### [Task requirements]
Write out each line in which the string "Increased" is present.

Dataset entries on figures:
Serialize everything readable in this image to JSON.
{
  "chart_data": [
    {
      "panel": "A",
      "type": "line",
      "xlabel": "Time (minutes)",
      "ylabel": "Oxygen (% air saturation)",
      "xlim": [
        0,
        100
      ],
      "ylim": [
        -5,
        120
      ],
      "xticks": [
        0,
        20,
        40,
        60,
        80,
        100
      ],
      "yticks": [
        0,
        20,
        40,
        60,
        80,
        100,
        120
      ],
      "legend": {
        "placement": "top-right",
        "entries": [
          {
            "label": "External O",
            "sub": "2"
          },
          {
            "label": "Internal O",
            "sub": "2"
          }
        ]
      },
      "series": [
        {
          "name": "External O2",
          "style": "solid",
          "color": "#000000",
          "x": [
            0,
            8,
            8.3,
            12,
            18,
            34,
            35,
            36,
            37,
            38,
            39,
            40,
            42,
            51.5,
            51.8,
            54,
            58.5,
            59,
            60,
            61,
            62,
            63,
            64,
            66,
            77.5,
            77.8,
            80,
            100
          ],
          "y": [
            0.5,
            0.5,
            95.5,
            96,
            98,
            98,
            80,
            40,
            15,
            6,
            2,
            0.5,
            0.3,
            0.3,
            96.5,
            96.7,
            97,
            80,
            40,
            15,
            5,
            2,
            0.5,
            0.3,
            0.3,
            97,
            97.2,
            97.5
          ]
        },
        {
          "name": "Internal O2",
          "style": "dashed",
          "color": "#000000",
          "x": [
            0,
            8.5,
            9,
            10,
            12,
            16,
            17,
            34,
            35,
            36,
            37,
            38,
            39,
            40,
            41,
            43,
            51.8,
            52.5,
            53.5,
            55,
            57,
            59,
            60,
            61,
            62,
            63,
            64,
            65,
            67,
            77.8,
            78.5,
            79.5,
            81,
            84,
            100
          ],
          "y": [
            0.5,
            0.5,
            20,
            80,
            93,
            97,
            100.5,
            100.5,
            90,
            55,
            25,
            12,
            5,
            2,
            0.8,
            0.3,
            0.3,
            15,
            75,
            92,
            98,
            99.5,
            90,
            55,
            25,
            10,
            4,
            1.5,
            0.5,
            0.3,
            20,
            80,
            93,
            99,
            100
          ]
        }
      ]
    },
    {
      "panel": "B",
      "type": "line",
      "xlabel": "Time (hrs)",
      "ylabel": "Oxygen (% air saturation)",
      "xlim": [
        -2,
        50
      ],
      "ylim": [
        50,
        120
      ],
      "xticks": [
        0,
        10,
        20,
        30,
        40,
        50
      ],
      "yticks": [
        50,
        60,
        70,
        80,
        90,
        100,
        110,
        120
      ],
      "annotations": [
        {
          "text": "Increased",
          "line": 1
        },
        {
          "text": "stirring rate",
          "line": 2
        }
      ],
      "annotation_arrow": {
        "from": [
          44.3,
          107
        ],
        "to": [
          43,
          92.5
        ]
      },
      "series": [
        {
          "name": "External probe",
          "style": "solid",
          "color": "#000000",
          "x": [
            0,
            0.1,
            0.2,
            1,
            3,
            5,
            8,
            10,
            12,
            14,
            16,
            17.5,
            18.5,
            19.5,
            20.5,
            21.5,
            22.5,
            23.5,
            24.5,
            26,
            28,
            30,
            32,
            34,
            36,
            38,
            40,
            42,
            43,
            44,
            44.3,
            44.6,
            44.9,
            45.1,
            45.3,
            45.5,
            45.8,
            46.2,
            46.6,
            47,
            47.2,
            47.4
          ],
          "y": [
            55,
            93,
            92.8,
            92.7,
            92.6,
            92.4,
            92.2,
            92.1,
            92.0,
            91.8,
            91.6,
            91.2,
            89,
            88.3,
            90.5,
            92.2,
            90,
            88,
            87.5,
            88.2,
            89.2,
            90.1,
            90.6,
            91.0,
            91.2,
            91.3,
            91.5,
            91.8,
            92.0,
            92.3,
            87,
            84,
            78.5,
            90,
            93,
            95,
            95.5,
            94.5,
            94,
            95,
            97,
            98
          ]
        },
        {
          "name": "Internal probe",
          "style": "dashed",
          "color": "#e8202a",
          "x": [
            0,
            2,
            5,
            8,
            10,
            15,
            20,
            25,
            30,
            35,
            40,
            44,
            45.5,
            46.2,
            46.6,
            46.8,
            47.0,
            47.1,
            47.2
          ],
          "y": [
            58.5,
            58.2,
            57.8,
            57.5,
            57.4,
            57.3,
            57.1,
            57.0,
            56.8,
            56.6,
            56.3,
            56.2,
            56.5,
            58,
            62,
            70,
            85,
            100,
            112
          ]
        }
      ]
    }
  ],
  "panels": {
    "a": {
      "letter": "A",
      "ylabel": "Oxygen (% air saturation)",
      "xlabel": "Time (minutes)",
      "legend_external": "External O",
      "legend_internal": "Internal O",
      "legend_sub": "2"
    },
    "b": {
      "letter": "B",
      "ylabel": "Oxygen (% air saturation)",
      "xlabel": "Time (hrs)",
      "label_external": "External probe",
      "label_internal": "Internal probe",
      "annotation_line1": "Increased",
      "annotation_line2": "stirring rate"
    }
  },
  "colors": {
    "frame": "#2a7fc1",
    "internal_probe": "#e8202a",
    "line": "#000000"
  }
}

### [Result]
          "text": "Increased",
      "annotation_line1": "Increased",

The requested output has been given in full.